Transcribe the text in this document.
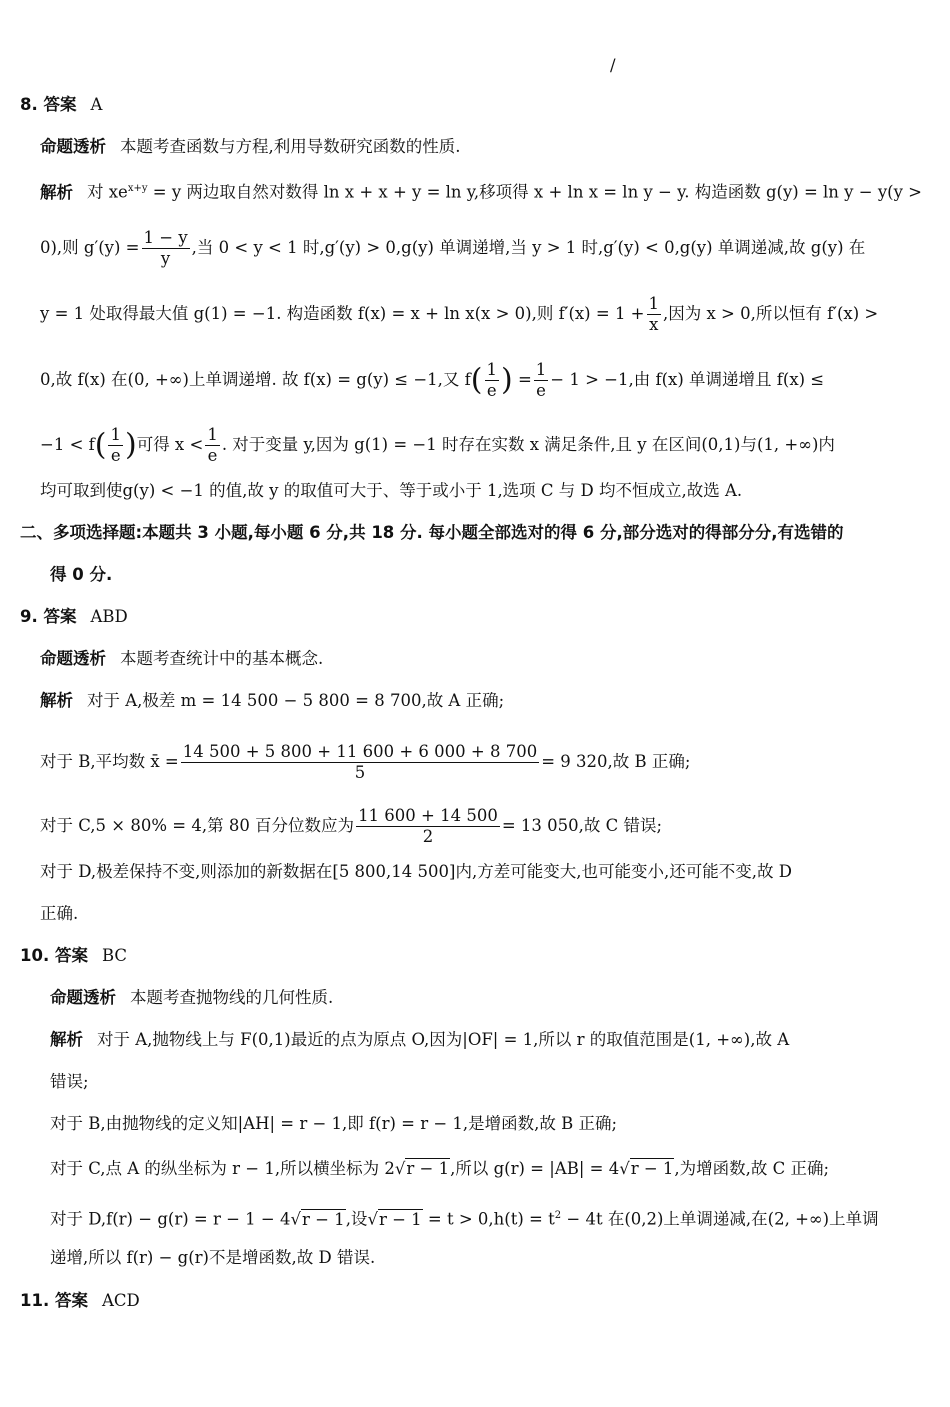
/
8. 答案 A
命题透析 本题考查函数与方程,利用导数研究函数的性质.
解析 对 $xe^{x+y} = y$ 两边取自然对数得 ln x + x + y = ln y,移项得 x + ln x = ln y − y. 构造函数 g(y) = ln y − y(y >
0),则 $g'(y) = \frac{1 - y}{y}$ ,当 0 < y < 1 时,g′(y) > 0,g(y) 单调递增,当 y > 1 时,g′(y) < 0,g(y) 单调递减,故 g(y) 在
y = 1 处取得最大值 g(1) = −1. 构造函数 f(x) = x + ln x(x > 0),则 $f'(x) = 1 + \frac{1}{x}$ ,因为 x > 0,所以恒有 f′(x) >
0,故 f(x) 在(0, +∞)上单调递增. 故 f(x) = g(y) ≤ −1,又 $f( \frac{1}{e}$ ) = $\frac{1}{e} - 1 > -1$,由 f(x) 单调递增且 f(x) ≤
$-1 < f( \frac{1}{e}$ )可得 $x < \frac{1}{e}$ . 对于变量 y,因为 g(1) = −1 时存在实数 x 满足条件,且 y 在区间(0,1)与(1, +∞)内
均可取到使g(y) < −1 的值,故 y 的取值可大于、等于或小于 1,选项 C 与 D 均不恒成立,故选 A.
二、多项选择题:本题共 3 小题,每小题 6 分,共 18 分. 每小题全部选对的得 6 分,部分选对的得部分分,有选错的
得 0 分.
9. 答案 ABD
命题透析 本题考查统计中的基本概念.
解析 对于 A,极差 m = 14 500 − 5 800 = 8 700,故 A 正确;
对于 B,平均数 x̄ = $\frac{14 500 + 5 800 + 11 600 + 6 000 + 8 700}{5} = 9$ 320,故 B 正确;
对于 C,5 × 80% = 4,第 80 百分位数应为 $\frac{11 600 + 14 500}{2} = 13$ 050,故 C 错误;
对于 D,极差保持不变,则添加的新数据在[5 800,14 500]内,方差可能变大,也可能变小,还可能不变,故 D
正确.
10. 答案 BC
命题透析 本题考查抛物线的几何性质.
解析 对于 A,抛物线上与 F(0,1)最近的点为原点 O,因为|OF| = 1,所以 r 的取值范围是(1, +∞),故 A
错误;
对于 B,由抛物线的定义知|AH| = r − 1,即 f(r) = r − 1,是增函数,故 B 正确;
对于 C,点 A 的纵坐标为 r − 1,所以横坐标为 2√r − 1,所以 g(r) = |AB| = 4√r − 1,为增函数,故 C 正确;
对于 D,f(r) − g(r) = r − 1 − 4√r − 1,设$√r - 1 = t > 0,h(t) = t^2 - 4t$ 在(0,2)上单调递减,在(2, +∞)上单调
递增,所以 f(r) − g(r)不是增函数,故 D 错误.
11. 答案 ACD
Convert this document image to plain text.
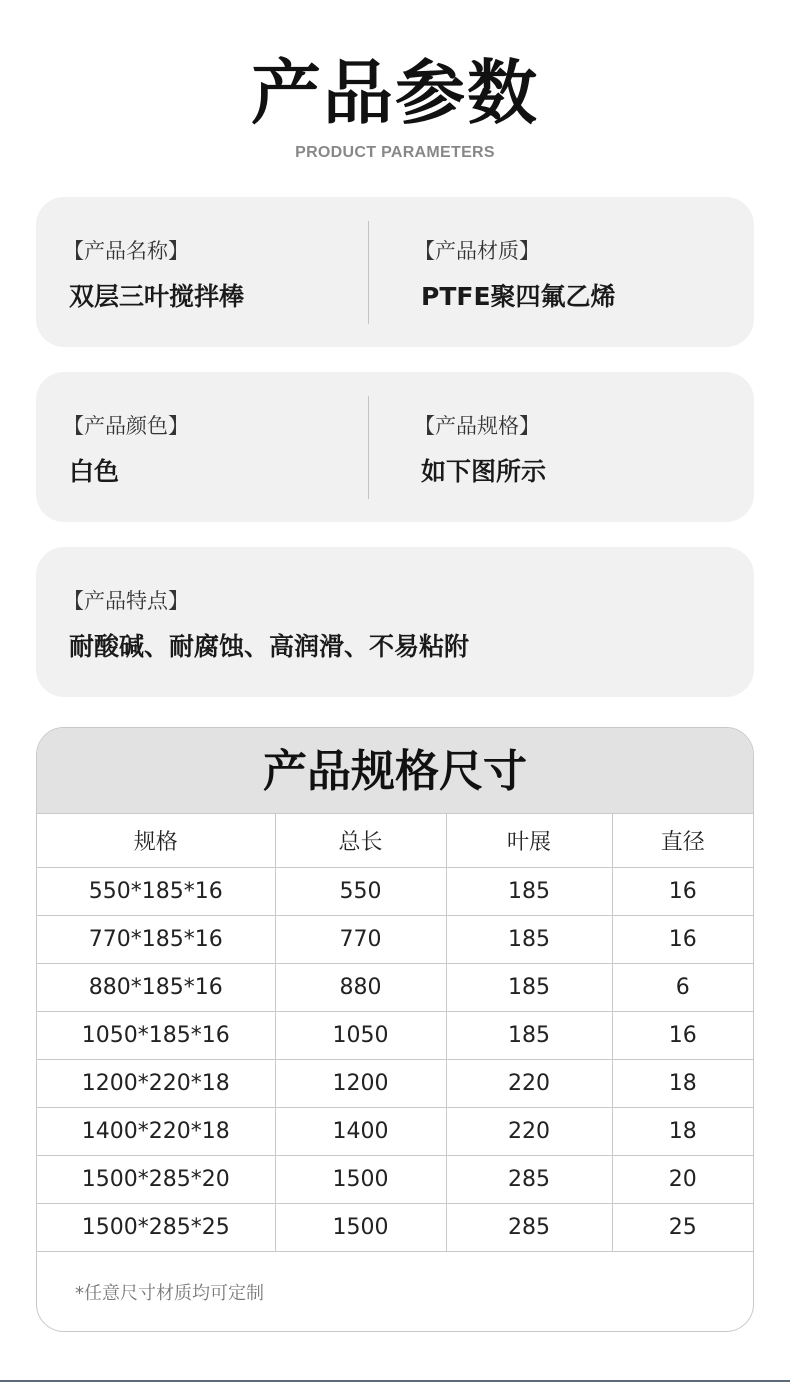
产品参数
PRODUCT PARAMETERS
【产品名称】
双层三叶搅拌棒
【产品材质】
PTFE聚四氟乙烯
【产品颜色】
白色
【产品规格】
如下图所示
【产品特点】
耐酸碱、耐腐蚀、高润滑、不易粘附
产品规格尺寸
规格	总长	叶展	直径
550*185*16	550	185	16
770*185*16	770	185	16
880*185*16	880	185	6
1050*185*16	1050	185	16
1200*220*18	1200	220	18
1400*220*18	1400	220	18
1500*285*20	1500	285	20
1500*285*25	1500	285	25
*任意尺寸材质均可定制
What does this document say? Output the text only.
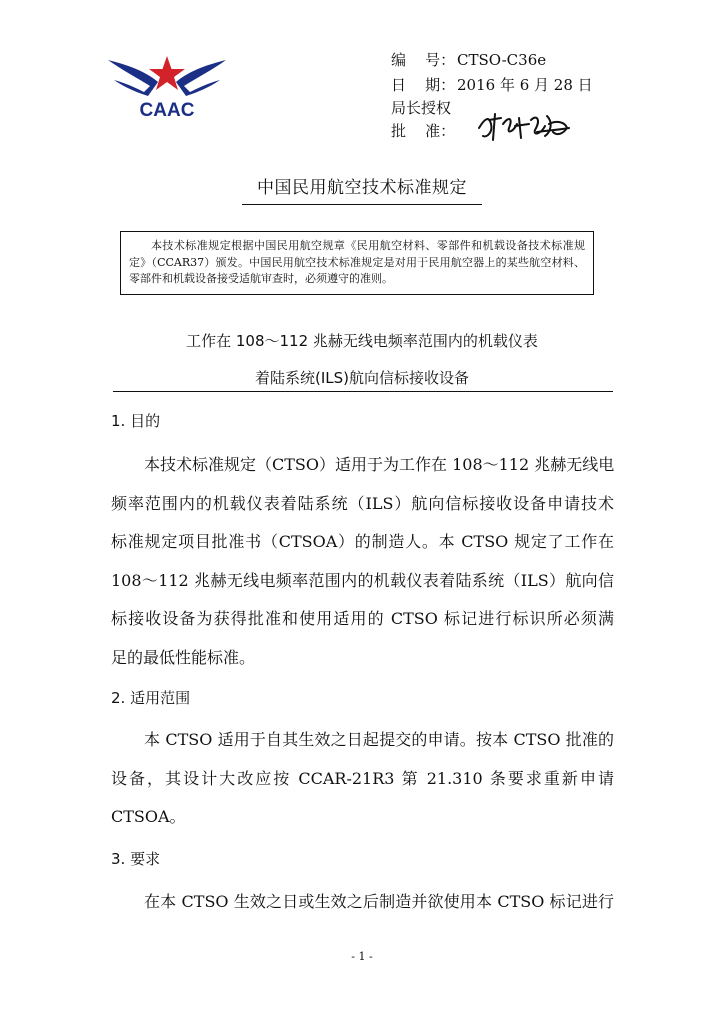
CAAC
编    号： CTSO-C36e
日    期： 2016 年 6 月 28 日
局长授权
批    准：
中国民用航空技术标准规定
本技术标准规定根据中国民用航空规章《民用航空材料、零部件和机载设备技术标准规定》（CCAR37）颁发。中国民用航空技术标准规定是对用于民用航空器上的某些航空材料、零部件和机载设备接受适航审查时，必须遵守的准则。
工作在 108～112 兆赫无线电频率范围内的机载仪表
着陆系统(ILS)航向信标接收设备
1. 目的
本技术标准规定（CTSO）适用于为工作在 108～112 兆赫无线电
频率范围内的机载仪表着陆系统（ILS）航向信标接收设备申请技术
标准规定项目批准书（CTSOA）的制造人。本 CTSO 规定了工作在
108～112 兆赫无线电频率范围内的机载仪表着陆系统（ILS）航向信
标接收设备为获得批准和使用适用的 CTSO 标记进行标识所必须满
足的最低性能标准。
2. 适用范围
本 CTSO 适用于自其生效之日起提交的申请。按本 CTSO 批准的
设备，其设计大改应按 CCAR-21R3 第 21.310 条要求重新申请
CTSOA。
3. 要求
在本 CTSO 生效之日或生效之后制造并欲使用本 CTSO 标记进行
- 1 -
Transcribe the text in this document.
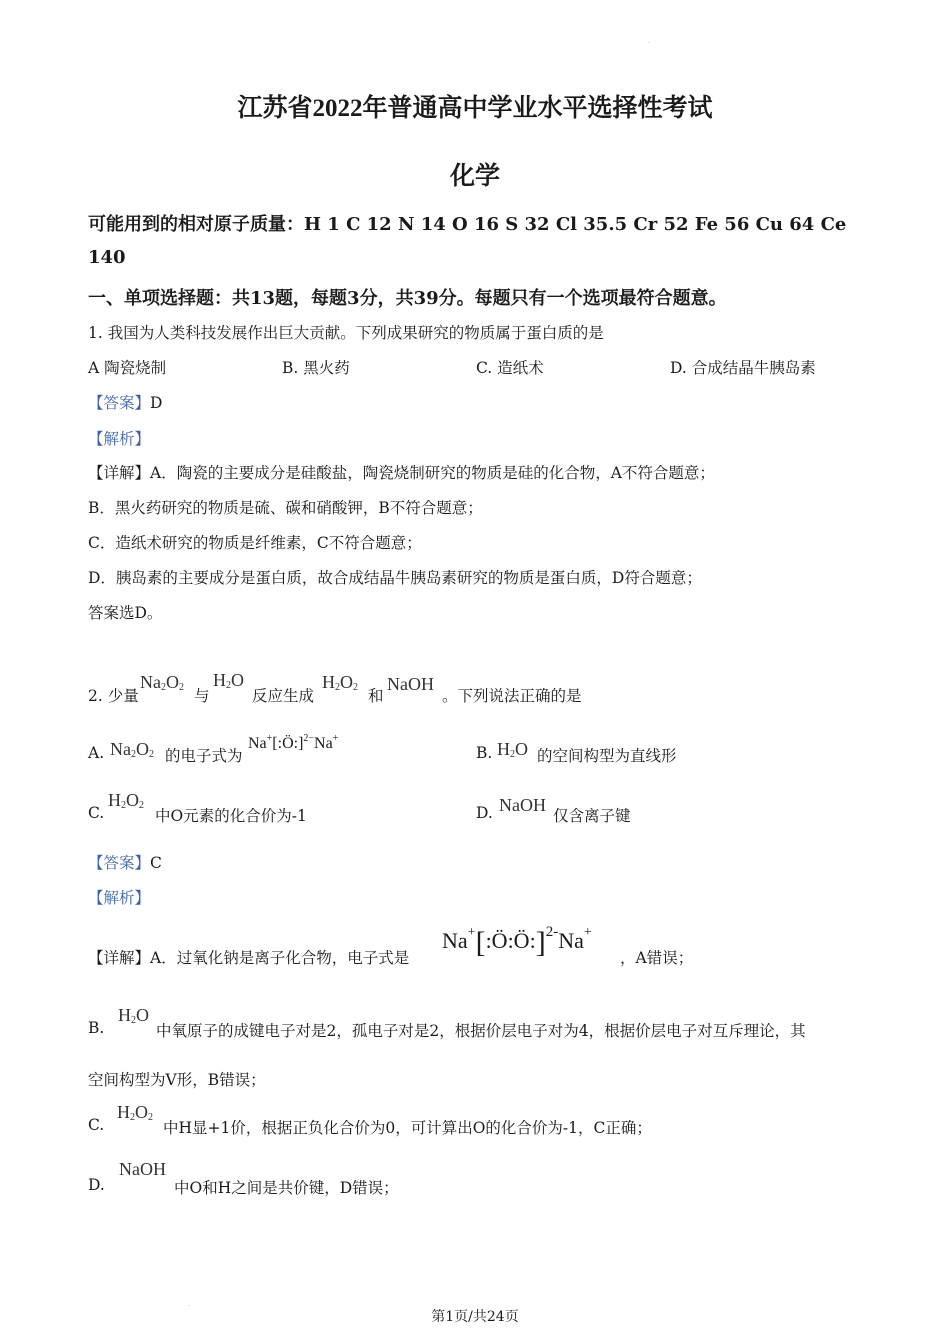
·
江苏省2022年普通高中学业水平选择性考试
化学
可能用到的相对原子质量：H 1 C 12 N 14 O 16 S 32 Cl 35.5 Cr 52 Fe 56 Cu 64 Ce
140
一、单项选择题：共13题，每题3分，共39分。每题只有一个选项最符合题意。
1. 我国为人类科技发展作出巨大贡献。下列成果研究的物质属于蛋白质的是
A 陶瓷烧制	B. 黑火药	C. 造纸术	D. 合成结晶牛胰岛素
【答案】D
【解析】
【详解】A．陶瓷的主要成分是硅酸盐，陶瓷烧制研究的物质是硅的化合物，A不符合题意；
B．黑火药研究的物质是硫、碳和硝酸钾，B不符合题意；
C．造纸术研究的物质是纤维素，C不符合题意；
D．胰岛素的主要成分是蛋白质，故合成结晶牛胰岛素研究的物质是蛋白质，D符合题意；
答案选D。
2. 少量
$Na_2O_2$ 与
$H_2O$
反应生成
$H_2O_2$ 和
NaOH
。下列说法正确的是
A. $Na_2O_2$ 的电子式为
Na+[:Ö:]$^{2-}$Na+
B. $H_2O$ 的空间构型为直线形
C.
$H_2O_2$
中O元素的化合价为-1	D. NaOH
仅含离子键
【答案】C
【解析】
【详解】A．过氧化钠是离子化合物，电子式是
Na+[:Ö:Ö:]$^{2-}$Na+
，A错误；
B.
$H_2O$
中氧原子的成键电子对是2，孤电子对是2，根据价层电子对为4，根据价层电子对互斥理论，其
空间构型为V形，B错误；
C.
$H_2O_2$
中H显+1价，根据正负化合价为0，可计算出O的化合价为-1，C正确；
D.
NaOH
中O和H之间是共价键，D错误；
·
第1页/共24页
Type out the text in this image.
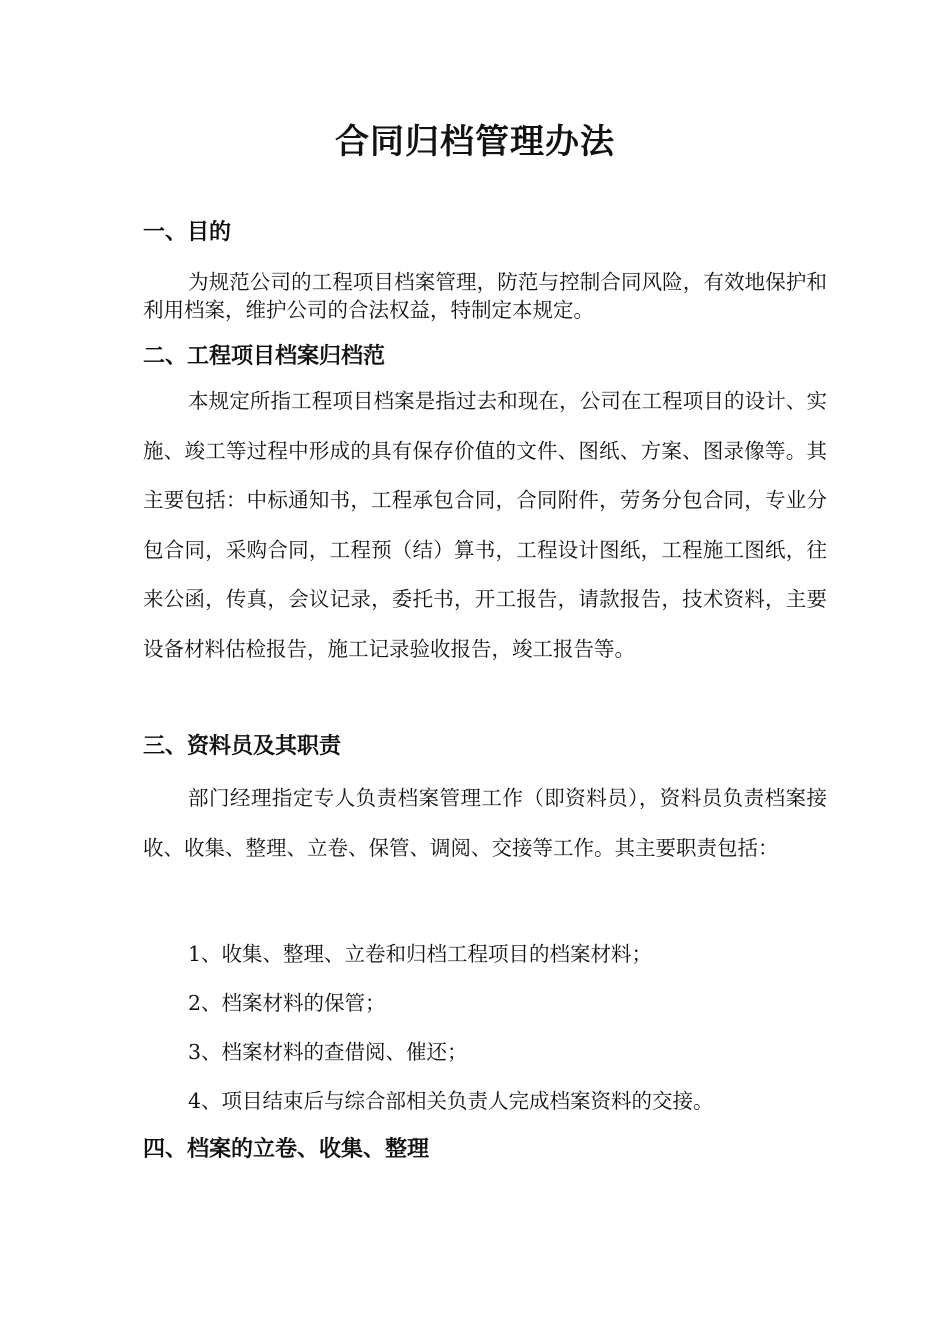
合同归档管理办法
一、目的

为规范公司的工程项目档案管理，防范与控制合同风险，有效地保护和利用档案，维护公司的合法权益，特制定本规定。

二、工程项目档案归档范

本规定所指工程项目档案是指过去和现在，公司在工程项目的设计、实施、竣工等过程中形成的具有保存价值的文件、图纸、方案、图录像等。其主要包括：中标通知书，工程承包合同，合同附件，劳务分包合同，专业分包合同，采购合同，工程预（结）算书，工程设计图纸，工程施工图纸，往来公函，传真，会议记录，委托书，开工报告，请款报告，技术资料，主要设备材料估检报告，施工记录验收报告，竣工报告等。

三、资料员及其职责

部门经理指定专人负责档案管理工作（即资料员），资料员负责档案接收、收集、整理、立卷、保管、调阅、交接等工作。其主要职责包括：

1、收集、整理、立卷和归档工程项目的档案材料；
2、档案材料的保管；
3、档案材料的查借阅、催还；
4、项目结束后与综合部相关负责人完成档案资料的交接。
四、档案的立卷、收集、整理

■ ■ ■ ■ ■ ■ ■

● **Problem statement**
Take every line from the records above that has the word "CTSOA" and copy it.

● **Solved exercise**
标准规定项目批准书（CTSOA）的制造人。本 CTSO 规定了工作在
CTSOA。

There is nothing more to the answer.